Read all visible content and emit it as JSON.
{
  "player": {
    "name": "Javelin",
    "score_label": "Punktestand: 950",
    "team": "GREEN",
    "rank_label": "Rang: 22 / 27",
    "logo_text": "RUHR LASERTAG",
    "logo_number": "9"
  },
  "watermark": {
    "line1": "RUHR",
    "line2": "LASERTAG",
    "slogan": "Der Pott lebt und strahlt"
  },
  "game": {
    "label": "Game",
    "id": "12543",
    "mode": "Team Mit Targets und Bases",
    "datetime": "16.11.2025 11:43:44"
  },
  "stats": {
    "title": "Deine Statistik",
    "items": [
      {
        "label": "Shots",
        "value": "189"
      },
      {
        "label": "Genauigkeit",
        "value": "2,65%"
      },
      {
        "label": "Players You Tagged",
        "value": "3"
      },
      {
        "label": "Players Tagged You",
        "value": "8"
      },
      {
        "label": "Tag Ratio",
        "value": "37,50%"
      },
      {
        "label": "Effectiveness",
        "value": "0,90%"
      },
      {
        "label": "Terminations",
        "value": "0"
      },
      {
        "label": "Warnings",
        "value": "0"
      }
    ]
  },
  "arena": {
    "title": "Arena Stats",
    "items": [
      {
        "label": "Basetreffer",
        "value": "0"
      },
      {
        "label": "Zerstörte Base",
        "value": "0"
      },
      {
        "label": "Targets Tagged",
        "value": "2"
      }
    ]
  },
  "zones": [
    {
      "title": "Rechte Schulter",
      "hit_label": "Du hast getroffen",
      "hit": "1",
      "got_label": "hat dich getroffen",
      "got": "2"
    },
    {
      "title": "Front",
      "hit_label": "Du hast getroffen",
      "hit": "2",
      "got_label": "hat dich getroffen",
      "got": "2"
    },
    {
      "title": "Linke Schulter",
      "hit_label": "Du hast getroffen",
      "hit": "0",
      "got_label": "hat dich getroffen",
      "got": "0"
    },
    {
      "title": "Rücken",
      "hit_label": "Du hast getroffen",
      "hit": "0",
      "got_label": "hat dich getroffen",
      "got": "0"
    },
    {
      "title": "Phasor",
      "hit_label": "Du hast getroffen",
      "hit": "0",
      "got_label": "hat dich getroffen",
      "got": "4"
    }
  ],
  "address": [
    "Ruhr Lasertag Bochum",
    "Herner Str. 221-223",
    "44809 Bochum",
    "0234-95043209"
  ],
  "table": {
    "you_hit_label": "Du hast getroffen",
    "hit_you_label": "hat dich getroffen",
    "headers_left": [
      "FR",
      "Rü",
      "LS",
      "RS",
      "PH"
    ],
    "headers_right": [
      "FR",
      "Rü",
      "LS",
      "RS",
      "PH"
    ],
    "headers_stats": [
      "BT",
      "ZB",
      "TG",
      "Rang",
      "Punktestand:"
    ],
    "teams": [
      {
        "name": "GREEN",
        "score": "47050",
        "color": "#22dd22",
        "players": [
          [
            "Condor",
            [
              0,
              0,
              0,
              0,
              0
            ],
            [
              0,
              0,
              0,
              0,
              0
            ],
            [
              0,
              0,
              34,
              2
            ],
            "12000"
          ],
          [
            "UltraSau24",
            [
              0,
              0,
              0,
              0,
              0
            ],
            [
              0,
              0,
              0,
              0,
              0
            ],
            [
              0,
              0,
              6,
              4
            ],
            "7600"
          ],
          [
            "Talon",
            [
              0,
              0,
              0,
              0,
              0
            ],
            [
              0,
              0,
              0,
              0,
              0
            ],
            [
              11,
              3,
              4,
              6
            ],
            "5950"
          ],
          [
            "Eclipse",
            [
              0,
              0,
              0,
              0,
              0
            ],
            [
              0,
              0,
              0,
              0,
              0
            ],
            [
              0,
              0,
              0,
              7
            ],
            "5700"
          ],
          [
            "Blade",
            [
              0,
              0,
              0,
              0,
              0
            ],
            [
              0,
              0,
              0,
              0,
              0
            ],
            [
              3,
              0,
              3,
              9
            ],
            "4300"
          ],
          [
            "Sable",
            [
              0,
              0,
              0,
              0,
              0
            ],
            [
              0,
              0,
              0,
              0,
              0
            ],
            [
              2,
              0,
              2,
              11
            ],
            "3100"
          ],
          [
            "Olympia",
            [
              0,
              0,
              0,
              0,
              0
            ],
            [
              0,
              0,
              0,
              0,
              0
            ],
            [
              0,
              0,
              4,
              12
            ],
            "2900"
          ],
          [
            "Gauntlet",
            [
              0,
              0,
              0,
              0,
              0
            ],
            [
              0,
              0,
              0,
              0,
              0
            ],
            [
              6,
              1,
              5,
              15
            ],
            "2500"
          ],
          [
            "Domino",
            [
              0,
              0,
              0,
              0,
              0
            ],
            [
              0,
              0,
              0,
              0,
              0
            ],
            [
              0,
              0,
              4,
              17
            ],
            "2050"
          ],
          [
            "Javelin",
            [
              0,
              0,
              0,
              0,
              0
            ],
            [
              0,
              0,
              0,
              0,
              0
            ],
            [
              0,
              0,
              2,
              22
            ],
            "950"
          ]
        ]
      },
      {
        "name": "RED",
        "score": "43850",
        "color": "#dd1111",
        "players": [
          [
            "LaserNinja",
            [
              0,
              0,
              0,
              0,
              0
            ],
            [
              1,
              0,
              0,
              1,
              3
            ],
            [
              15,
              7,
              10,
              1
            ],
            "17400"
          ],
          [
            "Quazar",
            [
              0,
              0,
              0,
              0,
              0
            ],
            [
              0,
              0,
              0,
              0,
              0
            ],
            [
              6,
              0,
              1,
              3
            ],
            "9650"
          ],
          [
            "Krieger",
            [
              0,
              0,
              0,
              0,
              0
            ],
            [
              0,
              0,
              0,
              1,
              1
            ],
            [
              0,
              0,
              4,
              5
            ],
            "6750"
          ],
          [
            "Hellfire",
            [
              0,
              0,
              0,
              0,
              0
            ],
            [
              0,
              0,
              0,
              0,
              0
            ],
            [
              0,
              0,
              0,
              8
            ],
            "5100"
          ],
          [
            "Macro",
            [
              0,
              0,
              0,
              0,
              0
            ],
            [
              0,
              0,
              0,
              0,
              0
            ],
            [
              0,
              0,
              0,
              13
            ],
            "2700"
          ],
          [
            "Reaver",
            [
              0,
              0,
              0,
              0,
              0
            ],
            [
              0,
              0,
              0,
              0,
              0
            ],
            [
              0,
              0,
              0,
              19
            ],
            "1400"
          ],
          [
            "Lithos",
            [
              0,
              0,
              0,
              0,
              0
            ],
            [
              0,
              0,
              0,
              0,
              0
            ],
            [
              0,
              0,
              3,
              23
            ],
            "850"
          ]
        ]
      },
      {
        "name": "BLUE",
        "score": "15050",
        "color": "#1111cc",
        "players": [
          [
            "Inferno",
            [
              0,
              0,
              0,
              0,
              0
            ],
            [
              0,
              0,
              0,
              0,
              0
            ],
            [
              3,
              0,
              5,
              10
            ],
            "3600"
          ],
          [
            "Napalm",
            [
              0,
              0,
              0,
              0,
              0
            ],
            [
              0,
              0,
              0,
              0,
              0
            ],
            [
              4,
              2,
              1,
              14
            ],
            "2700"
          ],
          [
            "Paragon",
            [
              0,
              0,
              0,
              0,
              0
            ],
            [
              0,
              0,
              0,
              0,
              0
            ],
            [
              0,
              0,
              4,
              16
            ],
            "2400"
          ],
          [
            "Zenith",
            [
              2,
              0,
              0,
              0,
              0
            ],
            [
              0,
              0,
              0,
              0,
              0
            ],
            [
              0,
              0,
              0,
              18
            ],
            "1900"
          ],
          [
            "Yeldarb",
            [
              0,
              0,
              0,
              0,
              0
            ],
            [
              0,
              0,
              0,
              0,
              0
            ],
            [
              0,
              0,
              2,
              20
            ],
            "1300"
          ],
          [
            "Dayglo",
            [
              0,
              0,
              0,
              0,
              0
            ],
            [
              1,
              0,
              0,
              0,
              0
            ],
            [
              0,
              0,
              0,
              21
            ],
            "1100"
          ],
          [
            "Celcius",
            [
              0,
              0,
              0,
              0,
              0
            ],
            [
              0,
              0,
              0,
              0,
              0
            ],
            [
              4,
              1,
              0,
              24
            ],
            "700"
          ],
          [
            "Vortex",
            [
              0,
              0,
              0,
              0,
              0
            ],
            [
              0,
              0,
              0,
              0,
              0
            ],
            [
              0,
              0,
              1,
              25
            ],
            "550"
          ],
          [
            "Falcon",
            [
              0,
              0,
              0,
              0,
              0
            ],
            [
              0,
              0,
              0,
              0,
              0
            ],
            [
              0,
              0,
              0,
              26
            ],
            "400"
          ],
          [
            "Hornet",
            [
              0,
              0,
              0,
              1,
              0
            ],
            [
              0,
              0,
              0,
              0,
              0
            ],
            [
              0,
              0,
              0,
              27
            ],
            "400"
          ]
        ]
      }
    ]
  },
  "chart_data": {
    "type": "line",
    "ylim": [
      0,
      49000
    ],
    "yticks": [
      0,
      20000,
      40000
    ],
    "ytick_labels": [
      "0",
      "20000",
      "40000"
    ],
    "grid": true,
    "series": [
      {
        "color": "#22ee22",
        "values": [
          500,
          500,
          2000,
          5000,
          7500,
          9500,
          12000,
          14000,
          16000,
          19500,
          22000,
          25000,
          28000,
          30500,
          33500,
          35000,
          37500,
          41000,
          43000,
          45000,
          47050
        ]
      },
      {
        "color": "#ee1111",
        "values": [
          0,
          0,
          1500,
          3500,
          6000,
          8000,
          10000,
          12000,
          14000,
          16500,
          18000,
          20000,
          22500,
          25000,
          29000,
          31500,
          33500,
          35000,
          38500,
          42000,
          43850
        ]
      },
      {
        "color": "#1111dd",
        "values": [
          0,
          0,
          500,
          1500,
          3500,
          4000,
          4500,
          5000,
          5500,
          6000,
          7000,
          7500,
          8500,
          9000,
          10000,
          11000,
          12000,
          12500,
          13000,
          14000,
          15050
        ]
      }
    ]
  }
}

-=-=-=-=-

## The problem
Identify and copy the lines holding the word "Schulter".

## In response
      "title": "Rechte Schulter",
      "title": "Linke Schulter",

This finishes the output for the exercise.